EXERCISE TASK: Word for word, restate every line of the material.

DATA TO USE:
'''
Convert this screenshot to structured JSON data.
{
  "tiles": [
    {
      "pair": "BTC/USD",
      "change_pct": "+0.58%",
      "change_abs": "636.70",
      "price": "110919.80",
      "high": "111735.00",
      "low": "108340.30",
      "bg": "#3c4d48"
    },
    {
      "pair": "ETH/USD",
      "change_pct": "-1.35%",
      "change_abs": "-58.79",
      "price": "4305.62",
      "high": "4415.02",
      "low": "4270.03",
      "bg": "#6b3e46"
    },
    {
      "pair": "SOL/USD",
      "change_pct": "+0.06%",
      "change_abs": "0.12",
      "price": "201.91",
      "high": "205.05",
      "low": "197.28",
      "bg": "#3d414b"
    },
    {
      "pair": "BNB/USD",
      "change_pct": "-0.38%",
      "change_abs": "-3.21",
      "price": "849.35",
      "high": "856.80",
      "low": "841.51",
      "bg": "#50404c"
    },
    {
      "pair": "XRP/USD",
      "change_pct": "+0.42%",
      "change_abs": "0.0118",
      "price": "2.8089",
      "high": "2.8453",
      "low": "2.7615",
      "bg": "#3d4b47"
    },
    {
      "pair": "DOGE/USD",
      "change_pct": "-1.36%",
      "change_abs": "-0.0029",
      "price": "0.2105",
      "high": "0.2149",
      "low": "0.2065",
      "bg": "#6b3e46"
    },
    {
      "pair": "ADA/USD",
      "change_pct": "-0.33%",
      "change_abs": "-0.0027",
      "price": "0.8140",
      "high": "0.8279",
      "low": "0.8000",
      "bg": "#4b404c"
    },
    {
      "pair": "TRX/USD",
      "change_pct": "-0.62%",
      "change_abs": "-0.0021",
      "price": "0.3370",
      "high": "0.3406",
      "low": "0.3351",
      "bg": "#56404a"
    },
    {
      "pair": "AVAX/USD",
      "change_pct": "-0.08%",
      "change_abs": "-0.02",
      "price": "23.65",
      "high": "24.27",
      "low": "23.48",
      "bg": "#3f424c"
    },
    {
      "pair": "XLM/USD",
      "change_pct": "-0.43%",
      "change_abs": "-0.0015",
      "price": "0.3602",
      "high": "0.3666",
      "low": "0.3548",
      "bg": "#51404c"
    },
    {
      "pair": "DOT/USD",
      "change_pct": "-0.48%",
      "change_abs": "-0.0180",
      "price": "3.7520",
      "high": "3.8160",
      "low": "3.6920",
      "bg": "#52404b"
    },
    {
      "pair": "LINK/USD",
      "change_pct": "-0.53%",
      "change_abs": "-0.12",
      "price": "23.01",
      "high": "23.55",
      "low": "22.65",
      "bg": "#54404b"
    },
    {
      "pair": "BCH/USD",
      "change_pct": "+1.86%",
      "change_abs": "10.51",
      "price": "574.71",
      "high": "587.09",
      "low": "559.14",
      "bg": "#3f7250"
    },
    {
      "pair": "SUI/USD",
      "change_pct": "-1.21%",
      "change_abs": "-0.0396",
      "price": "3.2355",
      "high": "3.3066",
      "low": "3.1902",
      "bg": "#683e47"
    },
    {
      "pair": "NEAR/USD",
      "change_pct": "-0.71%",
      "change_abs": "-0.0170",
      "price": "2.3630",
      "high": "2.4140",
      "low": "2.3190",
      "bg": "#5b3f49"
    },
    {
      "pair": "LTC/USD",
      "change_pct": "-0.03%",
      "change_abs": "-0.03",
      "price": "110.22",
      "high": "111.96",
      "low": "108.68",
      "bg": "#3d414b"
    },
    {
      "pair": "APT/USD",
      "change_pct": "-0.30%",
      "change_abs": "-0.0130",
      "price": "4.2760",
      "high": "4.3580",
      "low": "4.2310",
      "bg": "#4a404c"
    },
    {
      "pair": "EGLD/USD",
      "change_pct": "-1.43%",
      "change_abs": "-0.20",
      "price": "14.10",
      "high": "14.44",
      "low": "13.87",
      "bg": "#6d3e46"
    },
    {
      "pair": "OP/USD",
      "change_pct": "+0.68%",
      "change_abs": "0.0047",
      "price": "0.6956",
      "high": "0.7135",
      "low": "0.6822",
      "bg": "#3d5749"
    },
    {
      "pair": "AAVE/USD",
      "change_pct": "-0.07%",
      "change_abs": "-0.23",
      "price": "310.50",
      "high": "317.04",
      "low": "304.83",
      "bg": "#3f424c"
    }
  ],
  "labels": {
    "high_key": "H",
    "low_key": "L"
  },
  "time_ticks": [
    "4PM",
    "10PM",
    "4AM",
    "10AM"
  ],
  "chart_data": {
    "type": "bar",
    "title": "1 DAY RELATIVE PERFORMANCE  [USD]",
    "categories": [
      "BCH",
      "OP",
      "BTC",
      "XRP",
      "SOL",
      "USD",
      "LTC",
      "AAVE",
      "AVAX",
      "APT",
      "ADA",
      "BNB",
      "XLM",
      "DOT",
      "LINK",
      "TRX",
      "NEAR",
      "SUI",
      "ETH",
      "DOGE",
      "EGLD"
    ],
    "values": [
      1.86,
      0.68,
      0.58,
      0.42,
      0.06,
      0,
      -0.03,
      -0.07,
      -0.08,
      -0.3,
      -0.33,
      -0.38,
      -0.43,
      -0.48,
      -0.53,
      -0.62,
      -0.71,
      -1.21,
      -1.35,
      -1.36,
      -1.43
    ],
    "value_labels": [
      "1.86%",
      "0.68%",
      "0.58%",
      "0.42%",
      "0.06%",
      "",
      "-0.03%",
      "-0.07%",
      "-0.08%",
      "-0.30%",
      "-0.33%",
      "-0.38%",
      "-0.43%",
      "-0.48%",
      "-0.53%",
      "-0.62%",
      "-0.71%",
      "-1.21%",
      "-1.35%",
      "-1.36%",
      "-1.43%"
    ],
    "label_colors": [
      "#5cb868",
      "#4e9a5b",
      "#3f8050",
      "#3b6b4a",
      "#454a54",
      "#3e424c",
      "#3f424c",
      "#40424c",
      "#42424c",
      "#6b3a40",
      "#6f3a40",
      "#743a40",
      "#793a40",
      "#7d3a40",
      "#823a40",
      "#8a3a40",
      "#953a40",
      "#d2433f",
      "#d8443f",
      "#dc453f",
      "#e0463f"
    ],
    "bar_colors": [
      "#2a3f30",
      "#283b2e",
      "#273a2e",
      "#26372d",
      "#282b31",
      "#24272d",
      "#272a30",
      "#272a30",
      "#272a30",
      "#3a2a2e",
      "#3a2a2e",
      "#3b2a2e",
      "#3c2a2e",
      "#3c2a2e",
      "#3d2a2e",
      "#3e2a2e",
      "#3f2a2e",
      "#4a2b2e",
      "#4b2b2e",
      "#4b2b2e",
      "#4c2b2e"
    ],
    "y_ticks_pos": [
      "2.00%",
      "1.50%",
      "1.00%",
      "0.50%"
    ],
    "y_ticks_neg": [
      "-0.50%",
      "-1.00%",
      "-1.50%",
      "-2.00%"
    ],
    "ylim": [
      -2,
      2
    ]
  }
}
'''
SOLUTION TO THIS PROBLEM:
Convert this screenshot to structured JSON data.
{
  "tiles": [
    {
      "pair": "BTC/USD",
      "change_pct": "+0.58%",
      "change_abs": "636.70",
      "price": "110919.80",
      "high": "111735.00",
      "low": "108340.30",
      "bg": "#3c4d48"
    },
    {
      "pair": "ETH/USD",
      "change_pct": "-1.35%",
      "change_abs": "-58.79",
      "price": "4305.62",
      "high": "4415.02",
      "low": "4270.03",
      "bg": "#6b3e46"
    },
    {
      "pair": "SOL/USD",
      "change_pct": "+0.06%",
      "change_abs": "0.12",
      "price": "201.91",
      "high": "205.05",
      "low": "197.28",
      "bg": "#3d414b"
    },
    {
      "pair": "BNB/USD",
      "change_pct": "-0.38%",
      "change_abs": "-3.21",
      "price": "849.35",
      "high": "856.80",
      "low": "841.51",
      "bg": "#50404c"
    },
    {
      "pair": "XRP/USD",
      "change_pct": "+0.42%",
      "change_abs": "0.0118",
      "price": "2.8089",
      "high": "2.8453",
      "low": "2.7615",
      "bg": "#3d4b47"
    },
    {
      "pair": "DOGE/USD",
      "change_pct": "-1.36%",
      "change_abs": "-0.0029",
      "price": "0.2105",
      "high": "0.2149",
      "low": "0.2065",
      "bg": "#6b3e46"
    },
    {
      "pair": "ADA/USD",
      "change_pct": "-0.33%",
      "change_abs": "-0.0027",
      "price": "0.8140",
      "high": "0.8279",
      "low": "0.8000",
      "bg": "#4b404c"
    },
    {
      "pair": "TRX/USD",
      "change_pct": "-0.62%",
      "change_abs": "-0.0021",
      "price": "0.3370",
      "high": "0.3406",
      "low": "0.3351",
      "bg": "#56404a"
    },
    {
      "pair": "AVAX/USD",
      "change_pct": "-0.08%",
      "change_abs": "-0.02",
      "price": "23.65",
      "high": "24.27",
      "low": "23.48",
      "bg": "#3f424c"
    },
    {
      "pair": "XLM/USD",
      "change_pct": "-0.43%",
      "change_abs": "-0.0015",
      "price": "0.3602",
      "high": "0.3666",
      "low": "0.3548",
      "bg": "#51404c"
    },
    {
      "pair": "DOT/USD",
      "change_pct": "-0.48%",
      "change_abs": "-0.0180",
      "price": "3.7520",
      "high": "3.8160",
      "low": "3.6920",
      "bg": "#52404b"
    },
    {
      "pair": "LINK/USD",
      "change_pct": "-0.53%",
      "change_abs": "-0.12",
      "price": "23.01",
      "high": "23.55",
      "low": "22.65",
      "bg": "#54404b"
    },
    {
      "pair": "BCH/USD",
      "change_pct": "+1.86%",
      "change_abs": "10.51",
      "price": "574.71",
      "high": "587.09",
      "low": "559.14",
      "bg": "#3f7250"
    },
    {
      "pair": "SUI/USD",
      "change_pct": "-1.21%",
      "change_abs": "-0.0396",
      "price": "3.2355",
      "high": "3.3066",
      "low": "3.1902",
      "bg": "#683e47"
    },
    {
      "pair": "NEAR/USD",
      "change_pct": "-0.71%",
      "change_abs": "-0.0170",
      "price": "2.3630",
      "high": "2.4140",
      "low": "2.3190",
      "bg": "#5b3f49"
    },
    {
      "pair": "LTC/USD",
      "change_pct": "-0.03%",
      "change_abs": "-0.03",
      "price": "110.22",
      "high": "111.96",
      "low": "108.68",
      "bg": "#3d414b"
    },
    {
      "pair": "APT/USD",
      "change_pct": "-0.30%",
      "change_abs": "-0.0130",
      "price": "4.2760",
      "high": "4.3580",
      "low": "4.2310",
      "bg": "#4a404c"
    },
    {
      "pair": "EGLD/USD",
      "change_pct": "-1.43%",
      "change_abs": "-0.20",
      "price": "14.10",
      "high": "14.44",
      "low": "13.87",
      "bg": "#6d3e46"
    },
    {
      "pair": "OP/USD",
      "change_pct": "+0.68%",
      "change_abs": "0.0047",
      "price": "0.6956",
      "high": "0.7135",
      "low": "0.6822",
      "bg": "#3d5749"
    },
    {
      "pair": "AAVE/USD",
      "change_pct": "-0.07%",
      "change_abs": "-0.23",
      "price": "310.50",
      "high": "317.04",
      "low": "304.83",
      "bg": "#3f424c"
    }
  ],
  "labels": {
    "high_key": "H",
    "low_key": "L"
  },
  "time_ticks": [
    "4PM",
    "10PM",
    "4AM",
    "10AM"
  ],
  "chart_data": {
    "type": "bar",
    "title": "1 DAY RELATIVE PERFORMANCE  [USD]",
    "categories": [
      "BCH",
      "OP",
      "BTC",
      "XRP",
      "SOL",
      "USD",
      "LTC",
      "AAVE",
      "AVAX",
      "APT",
      "ADA",
      "BNB",
      "XLM",
      "DOT",
      "LINK",
      "TRX",
      "NEAR",
      "SUI",
      "ETH",
      "DOGE",
      "EGLD"
    ],
    "values": [
      1.86,
      0.68,
      0.58,
      0.42,
      0.06,
      0,
      -0.03,
      -0.07,
      -0.08,
      -0.3,
      -0.33,
      -0.38,
      -0.43,
      -0.48,
      -0.53,
      -0.62,
      -0.71,
      -1.21,
      -1.35,
      -1.36,
      -1.43
    ],
    "value_labels": [
      "1.86%",
      "0.68%",
      "0.58%",
      "0.42%",
      "0.06%",
      "",
      "-0.03%",
      "-0.07%",
      "-0.08%",
      "-0.30%",
      "-0.33%",
      "-0.38%",
      "-0.43%",
      "-0.48%",
      "-0.53%",
      "-0.62%",
      "-0.71%",
      "-1.21%",
      "-1.35%",
      "-1.36%",
      "-1.43%"
    ],
    "label_colors": [
      "#5cb868",
      "#4e9a5b",
      "#3f8050",
      "#3b6b4a",
      "#454a54",
      "#3e424c",
      "#3f424c",
      "#40424c",
      "#42424c",
      "#6b3a40",
      "#6f3a40",
      "#743a40",
      "#793a40",
      "#7d3a40",
      "#823a40",
      "#8a3a40",
      "#953a40",
      "#d2433f",
      "#d8443f",
      "#dc453f",
      "#e0463f"
    ],
    "bar_colors": [
      "#2a3f30",
      "#283b2e",
      "#273a2e",
      "#26372d",
      "#282b31",
      "#24272d",
      "#272a30",
      "#272a30",
      "#272a30",
      "#3a2a2e",
      "#3a2a2e",
      "#3b2a2e",
      "#3c2a2e",
      "#3c2a2e",
      "#3d2a2e",
      "#3e2a2e",
      "#3f2a2e",
      "#4a2b2e",
      "#4b2b2e",
      "#4b2b2e",
      "#4c2b2e"
    ],
    "y_ticks_pos": [
      "2.00%",
      "1.50%",
      "1.00%",
      "0.50%"
    ],
    "y_ticks_neg": [
      "-0.50%",
      "-1.00%",
      "-1.50%",
      "-2.00%"
    ],
    "ylim": [
      -2,
      2
    ]
  }
}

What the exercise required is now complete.